Records
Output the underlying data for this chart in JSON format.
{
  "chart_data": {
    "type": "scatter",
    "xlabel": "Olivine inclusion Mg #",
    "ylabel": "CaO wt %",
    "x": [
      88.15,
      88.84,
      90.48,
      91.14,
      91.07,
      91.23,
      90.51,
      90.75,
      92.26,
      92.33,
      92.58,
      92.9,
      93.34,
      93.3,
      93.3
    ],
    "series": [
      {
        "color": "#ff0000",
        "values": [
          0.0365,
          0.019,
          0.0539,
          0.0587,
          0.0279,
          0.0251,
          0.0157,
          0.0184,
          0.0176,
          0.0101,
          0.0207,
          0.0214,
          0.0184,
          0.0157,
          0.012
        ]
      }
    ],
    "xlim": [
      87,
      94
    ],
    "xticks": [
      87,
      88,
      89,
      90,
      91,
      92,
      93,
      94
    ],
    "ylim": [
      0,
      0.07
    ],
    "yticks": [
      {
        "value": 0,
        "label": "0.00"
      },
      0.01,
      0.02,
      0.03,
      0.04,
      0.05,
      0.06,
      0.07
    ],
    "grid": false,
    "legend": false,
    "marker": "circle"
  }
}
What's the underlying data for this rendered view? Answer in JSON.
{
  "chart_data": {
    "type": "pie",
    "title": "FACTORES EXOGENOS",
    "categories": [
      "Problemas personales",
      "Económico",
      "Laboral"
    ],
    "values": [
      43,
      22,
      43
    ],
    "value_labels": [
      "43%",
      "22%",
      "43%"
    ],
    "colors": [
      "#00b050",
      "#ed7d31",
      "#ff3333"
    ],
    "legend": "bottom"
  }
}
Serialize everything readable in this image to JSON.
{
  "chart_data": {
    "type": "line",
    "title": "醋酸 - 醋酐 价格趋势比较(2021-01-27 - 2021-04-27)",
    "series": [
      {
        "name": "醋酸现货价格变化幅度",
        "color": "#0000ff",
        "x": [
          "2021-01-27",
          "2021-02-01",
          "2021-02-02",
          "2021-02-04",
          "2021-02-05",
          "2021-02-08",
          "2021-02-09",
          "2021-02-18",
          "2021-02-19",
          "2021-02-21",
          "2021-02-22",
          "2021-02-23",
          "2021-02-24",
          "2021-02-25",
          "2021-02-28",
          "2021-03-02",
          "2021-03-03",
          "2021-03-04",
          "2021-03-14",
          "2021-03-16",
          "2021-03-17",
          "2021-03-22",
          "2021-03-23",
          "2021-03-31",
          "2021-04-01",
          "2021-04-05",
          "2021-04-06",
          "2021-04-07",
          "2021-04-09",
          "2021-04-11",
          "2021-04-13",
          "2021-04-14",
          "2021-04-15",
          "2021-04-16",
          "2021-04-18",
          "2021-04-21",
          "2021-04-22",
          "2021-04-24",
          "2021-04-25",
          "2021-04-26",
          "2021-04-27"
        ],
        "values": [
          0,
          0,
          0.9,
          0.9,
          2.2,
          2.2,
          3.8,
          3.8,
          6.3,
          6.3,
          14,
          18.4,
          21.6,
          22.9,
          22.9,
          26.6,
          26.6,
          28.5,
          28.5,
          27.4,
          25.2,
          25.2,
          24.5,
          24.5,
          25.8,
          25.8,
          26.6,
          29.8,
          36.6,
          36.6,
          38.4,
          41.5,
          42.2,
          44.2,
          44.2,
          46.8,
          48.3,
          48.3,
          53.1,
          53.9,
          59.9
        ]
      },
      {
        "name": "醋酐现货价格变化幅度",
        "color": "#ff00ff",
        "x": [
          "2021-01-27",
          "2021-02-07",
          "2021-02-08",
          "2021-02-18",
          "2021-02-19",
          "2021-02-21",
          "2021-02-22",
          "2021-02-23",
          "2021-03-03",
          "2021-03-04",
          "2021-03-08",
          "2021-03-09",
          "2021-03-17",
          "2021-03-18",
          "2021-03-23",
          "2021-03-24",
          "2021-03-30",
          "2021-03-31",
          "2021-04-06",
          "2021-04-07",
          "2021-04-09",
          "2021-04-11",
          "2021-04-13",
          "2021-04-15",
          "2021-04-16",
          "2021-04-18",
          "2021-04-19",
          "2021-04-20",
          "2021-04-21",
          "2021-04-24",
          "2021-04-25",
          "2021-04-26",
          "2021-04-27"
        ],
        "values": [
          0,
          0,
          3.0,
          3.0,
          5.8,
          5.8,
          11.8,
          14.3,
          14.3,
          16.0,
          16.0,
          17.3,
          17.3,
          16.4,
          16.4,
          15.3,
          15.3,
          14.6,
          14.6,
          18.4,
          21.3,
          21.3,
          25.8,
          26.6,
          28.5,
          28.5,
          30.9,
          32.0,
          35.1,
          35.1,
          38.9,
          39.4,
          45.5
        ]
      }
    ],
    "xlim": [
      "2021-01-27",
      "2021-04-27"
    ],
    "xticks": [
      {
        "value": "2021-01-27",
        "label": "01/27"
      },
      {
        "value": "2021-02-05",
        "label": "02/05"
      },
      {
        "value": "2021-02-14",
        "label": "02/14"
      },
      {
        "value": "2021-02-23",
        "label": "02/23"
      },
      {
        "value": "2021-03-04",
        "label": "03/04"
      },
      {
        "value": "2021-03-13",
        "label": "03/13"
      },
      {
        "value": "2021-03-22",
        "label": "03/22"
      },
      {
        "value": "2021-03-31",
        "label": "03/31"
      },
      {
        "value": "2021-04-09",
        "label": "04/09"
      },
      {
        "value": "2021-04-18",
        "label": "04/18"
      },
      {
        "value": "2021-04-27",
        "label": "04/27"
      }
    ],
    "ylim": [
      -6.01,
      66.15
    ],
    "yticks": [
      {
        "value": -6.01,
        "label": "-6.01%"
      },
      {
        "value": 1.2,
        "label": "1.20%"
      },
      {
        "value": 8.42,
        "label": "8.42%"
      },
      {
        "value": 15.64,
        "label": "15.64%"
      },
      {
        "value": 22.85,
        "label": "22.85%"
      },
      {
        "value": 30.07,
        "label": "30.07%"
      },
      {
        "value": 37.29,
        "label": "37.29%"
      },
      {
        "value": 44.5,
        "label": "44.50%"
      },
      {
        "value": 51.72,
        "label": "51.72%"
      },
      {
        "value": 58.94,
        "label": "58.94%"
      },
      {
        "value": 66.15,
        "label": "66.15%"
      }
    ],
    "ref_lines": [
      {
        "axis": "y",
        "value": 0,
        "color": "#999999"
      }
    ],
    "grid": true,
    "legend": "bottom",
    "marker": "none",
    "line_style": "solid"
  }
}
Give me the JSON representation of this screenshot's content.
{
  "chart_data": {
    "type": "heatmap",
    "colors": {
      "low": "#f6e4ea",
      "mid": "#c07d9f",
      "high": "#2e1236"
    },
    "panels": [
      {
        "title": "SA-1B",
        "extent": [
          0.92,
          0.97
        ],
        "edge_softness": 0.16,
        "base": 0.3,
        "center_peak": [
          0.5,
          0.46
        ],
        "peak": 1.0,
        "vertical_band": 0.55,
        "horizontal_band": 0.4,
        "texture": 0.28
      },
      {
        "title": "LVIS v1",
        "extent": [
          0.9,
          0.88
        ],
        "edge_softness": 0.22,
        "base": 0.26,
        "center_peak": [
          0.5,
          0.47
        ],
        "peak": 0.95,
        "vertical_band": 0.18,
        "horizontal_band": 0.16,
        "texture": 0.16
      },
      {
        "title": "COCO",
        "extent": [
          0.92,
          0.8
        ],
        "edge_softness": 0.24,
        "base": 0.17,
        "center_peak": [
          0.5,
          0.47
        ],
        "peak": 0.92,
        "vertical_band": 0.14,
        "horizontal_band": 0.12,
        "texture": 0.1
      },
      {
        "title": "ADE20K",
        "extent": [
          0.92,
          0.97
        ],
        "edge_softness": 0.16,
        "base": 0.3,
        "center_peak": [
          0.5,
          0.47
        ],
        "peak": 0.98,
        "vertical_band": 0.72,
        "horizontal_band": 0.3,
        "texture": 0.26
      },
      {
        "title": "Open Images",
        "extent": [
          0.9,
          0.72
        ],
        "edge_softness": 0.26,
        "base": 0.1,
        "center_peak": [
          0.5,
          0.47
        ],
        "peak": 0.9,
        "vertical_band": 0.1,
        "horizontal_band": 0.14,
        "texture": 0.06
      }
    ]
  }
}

— WORK TO DO —
Say how many lines in the entries contain the string "legend", and say nothing else.

— EXERCISE RESULT —
3